→ Material supplied:
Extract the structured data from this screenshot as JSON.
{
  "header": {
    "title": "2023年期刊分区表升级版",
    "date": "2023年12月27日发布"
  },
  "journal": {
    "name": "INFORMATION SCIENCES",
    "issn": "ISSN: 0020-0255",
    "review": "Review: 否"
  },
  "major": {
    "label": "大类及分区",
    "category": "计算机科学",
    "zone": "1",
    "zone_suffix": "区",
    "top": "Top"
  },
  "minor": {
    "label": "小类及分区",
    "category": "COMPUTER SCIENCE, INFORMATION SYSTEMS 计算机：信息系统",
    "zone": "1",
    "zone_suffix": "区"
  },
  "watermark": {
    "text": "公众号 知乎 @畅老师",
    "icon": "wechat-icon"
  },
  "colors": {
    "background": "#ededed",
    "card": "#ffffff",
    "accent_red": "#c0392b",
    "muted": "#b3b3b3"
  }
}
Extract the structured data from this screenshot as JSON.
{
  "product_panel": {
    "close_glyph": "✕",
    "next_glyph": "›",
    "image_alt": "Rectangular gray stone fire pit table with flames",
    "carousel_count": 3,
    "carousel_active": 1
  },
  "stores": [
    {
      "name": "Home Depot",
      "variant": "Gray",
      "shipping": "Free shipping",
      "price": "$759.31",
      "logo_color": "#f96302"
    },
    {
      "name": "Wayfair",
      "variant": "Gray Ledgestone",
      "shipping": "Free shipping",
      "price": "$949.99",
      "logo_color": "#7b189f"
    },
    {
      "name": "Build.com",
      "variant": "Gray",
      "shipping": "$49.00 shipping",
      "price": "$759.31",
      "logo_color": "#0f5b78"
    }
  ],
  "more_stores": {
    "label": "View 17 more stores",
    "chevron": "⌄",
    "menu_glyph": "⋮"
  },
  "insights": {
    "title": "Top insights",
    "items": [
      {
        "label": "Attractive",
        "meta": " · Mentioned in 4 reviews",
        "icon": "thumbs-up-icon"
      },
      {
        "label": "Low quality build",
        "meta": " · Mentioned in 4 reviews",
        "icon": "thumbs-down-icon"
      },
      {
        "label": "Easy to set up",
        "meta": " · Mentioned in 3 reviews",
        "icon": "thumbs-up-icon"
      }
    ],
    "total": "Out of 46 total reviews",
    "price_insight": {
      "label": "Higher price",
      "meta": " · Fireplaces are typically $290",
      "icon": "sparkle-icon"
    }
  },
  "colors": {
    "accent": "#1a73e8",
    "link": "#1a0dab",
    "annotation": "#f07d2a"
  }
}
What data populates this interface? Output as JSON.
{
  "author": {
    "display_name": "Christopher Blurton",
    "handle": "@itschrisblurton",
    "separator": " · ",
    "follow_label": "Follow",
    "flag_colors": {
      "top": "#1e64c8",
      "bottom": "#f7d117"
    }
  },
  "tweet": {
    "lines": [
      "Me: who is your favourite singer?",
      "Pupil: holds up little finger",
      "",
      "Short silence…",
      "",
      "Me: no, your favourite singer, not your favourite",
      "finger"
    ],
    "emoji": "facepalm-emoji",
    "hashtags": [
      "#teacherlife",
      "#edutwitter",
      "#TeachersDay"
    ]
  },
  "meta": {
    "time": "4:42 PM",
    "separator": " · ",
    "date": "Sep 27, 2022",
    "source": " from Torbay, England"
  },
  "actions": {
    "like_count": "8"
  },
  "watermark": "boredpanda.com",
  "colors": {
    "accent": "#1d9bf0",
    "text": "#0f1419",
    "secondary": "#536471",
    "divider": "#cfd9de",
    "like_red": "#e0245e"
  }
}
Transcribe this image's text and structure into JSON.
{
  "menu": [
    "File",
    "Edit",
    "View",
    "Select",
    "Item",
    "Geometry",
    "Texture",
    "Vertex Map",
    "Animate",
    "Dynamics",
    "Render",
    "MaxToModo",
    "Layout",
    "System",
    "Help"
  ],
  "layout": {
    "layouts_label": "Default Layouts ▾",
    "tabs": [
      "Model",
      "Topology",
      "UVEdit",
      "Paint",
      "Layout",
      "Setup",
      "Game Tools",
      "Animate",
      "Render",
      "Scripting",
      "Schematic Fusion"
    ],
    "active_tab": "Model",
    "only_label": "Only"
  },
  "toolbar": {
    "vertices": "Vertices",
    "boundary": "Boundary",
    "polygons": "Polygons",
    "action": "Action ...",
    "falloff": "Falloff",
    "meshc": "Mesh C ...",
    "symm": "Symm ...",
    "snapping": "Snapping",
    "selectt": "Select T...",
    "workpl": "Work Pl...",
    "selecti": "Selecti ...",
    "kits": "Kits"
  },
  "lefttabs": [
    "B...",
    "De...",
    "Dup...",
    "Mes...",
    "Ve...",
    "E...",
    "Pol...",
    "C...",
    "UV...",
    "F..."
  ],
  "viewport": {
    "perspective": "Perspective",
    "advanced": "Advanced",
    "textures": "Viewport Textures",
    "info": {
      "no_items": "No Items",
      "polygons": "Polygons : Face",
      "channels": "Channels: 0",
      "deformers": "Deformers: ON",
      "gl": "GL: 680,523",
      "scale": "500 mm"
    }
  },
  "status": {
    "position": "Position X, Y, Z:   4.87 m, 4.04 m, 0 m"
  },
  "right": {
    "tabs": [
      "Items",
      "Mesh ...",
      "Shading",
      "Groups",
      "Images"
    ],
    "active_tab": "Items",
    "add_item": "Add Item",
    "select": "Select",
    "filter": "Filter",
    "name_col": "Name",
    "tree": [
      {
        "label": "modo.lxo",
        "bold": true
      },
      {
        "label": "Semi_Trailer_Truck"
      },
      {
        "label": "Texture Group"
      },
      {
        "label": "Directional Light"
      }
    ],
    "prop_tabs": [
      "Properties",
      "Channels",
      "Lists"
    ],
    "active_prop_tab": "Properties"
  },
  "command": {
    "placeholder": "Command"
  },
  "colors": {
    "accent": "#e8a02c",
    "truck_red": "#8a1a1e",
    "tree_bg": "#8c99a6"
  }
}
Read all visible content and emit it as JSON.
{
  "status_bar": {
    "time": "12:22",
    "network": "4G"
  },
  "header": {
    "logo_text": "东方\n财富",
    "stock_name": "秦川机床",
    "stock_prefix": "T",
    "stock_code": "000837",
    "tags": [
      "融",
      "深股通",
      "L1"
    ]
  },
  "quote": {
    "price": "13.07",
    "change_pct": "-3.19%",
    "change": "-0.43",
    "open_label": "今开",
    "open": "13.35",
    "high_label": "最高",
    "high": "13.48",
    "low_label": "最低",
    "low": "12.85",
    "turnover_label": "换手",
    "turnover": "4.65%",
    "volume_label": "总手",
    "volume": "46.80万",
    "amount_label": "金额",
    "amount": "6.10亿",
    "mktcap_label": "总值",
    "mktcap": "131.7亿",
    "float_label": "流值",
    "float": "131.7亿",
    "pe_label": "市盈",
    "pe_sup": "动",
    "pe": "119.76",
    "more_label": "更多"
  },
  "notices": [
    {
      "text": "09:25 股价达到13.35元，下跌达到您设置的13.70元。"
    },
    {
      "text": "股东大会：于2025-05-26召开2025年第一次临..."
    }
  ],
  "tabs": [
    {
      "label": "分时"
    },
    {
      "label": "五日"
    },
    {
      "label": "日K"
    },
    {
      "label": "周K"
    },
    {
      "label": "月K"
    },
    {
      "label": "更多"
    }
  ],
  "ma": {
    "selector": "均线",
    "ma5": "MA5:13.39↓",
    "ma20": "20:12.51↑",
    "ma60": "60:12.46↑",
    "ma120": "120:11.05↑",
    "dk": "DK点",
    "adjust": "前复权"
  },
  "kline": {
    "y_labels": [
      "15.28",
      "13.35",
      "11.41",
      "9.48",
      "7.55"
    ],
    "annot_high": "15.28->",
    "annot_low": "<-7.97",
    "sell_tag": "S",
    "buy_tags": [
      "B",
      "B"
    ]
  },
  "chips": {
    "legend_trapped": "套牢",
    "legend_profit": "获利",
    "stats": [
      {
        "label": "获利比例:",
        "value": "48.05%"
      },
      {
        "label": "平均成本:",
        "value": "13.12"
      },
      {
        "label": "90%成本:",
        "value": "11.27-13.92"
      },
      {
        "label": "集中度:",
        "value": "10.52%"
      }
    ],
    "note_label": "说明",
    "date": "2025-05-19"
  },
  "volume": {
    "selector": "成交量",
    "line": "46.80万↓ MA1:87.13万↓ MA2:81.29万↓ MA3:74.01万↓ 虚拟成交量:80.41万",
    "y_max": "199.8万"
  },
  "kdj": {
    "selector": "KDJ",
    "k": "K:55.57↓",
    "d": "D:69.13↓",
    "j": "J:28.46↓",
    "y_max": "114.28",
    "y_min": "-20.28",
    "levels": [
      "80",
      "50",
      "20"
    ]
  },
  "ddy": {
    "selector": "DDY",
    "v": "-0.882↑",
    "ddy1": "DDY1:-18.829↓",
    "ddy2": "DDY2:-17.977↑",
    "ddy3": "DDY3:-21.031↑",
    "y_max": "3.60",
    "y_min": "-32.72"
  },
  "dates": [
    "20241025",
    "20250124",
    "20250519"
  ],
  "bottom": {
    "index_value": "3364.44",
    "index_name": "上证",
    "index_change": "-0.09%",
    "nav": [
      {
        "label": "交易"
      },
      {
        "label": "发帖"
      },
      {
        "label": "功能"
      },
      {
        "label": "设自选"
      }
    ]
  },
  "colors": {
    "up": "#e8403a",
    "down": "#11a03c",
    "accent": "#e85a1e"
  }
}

→ Aim:
Report each line in the preceding entries that holds the string "polygons".

→ Written response:
    "polygons": "Polygons",
      "polygons": "Polygons : Face",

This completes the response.